Objective: Print the records again, character for character.
+ + + + + + +
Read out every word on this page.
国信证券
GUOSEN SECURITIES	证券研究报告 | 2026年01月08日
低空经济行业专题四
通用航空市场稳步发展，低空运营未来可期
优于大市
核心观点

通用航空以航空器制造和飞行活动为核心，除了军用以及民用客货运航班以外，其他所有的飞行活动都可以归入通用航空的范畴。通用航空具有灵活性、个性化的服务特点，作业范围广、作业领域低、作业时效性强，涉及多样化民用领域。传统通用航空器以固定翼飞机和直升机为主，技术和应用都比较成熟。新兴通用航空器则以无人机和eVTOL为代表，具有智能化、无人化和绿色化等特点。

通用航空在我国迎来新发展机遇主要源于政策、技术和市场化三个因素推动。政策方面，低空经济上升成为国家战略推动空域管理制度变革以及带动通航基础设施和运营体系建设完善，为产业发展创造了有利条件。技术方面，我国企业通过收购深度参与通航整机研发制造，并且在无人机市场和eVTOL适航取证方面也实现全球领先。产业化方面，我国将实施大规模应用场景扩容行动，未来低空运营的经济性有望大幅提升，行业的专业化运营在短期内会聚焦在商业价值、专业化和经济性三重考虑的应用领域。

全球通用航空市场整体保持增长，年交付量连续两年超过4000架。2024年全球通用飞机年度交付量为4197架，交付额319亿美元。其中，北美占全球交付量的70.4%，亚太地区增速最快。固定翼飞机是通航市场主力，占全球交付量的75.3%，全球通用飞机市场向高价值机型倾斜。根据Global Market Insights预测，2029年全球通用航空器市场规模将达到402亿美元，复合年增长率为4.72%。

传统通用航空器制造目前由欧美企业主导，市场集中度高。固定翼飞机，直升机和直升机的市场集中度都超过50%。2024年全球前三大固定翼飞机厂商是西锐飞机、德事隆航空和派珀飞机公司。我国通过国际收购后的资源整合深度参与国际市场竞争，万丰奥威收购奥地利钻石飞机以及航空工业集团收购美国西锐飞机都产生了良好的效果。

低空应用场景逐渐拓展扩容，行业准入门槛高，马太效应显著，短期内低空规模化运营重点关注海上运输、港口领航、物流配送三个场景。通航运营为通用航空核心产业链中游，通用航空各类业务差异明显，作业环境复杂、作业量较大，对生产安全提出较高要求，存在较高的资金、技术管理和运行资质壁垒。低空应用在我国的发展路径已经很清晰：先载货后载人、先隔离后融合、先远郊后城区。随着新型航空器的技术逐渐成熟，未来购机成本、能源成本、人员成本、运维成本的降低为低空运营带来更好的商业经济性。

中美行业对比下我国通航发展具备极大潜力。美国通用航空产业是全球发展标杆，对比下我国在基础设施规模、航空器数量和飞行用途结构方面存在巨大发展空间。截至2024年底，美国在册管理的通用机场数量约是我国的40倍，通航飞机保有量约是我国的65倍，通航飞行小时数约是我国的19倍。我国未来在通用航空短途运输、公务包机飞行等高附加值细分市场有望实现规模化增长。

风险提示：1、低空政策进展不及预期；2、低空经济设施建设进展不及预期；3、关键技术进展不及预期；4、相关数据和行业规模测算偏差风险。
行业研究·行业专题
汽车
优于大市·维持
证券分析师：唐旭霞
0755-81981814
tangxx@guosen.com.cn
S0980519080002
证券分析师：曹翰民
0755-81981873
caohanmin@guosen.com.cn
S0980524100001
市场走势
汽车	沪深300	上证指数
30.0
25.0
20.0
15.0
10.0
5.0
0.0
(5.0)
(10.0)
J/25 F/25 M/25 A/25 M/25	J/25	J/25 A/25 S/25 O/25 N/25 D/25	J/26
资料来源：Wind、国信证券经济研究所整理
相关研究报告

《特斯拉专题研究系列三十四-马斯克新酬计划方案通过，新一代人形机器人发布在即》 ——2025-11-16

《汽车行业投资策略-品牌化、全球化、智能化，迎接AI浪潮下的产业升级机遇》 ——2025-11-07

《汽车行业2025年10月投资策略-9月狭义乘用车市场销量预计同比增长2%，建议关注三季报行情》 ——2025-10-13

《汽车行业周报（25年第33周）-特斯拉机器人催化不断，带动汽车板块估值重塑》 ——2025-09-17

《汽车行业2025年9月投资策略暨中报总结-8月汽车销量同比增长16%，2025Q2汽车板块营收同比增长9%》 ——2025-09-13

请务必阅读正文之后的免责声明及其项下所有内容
+ + + + + + +
Finished exercise:
Read out every word on this page.
国信证券
GUOSEN SECURITIES	证券研究报告 | 2026年01月08日
低空经济行业专题四
通用航空市场稳步发展，低空运营未来可期
优于大市
核心观点

通用航空以航空器制造和飞行活动为核心，除了军用以及民用客货运航班以外，其他所有的飞行活动都可以归入通用航空的范畴。通用航空具有灵活性、个性化的服务特点，作业范围广、作业领域低、作业时效性强，涉及多样化民用领域。传统通用航空器以固定翼飞机和直升机为主，技术和应用都比较成熟。新兴通用航空器则以无人机和eVTOL为代表，具有智能化、无人化和绿色化等特点。

通用航空在我国迎来新发展机遇主要源于政策、技术和市场化三个因素推动。政策方面，低空经济上升成为国家战略推动空域管理制度变革以及带动通航基础设施和运营体系建设完善，为产业发展创造了有利条件。技术方面，我国企业通过收购深度参与通航整机研发制造，并且在无人机市场和eVTOL适航取证方面也实现全球领先。产业化方面，我国将实施大规模应用场景扩容行动，未来低空运营的经济性有望大幅提升，行业的专业化运营在短期内会聚焦在商业价值、专业化和经济性三重考虑的应用领域。

全球通用航空市场整体保持增长，年交付量连续两年超过4000架。2024年全球通用飞机年度交付量为4197架，交付额319亿美元。其中，北美占全球交付量的70.4%，亚太地区增速最快。固定翼飞机是通航市场主力，占全球交付量的75.3%，全球通用飞机市场向高价值机型倾斜。根据Global Market Insights预测，2029年全球通用航空器市场规模将达到402亿美元，复合年增长率为4.72%。

传统通用航空器制造目前由欧美企业主导，市场集中度高。固定翼飞机，直升机和直升机的市场集中度都超过50%。2024年全球前三大固定翼飞机厂商是西锐飞机、德事隆航空和派珀飞机公司。我国通过国际收购后的资源整合深度参与国际市场竞争，万丰奥威收购奥地利钻石飞机以及航空工业集团收购美国西锐飞机都产生了良好的效果。

低空应用场景逐渐拓展扩容，行业准入门槛高，马太效应显著，短期内低空规模化运营重点关注海上运输、港口领航、物流配送三个场景。通航运营为通用航空核心产业链中游，通用航空各类业务差异明显，作业环境复杂、作业量较大，对生产安全提出较高要求，存在较高的资金、技术管理和运行资质壁垒。低空应用在我国的发展路径已经很清晰：先载货后载人、先隔离后融合、先远郊后城区。随着新型航空器的技术逐渐成熟，未来购机成本、能源成本、人员成本、运维成本的降低为低空运营带来更好的商业经济性。

中美行业对比下我国通航发展具备极大潜力。美国通用航空产业是全球发展标杆，对比下我国在基础设施规模、航空器数量和飞行用途结构方面存在巨大发展空间。截至2024年底，美国在册管理的通用机场数量约是我国的40倍，通航飞机保有量约是我国的65倍，通航飞行小时数约是我国的19倍。我国未来在通用航空短途运输、公务包机飞行等高附加值细分市场有望实现规模化增长。

风险提示：1、低空政策进展不及预期；2、低空经济设施建设进展不及预期；3、关键技术进展不及预期；4、相关数据和行业规模测算偏差风险。
行业研究·行业专题
汽车
优于大市·维持
证券分析师：唐旭霞
0755-81981814
tangxx@guosen.com.cn
S0980519080002
证券分析师：曹翰民
0755-81981873
caohanmin@guosen.com.cn
S0980524100001
市场走势
汽车	沪深300	上证指数
30.0
25.0
20.0
15.0
10.0
5.0
0.0
(5.0)
(10.0)
J/25 F/25 M/25 A/25 M/25	J/25	J/25 A/25 S/25 O/25 N/25 D/25	J/26
资料来源：Wind、国信证券经济研究所整理
相关研究报告

《特斯拉专题研究系列三十四-马斯克新酬计划方案通过，新一代人形机器人发布在即》 ——2025-11-16

《汽车行业投资策略-品牌化、全球化、智能化，迎接AI浪潮下的产业升级机遇》 ——2025-11-07

《汽车行业2025年10月投资策略-9月狭义乘用车市场销量预计同比增长2%，建议关注三季报行情》 ——2025-10-13

《汽车行业周报（25年第33周）-特斯拉机器人催化不断，带动汽车板块估值重塑》 ——2025-09-17

《汽车行业2025年9月投资策略暨中报总结-8月汽车销量同比增长16%，2025Q2汽车板块营收同比增长9%》 ——2025-09-13

请务必阅读正文之后的免责声明及其项下所有内容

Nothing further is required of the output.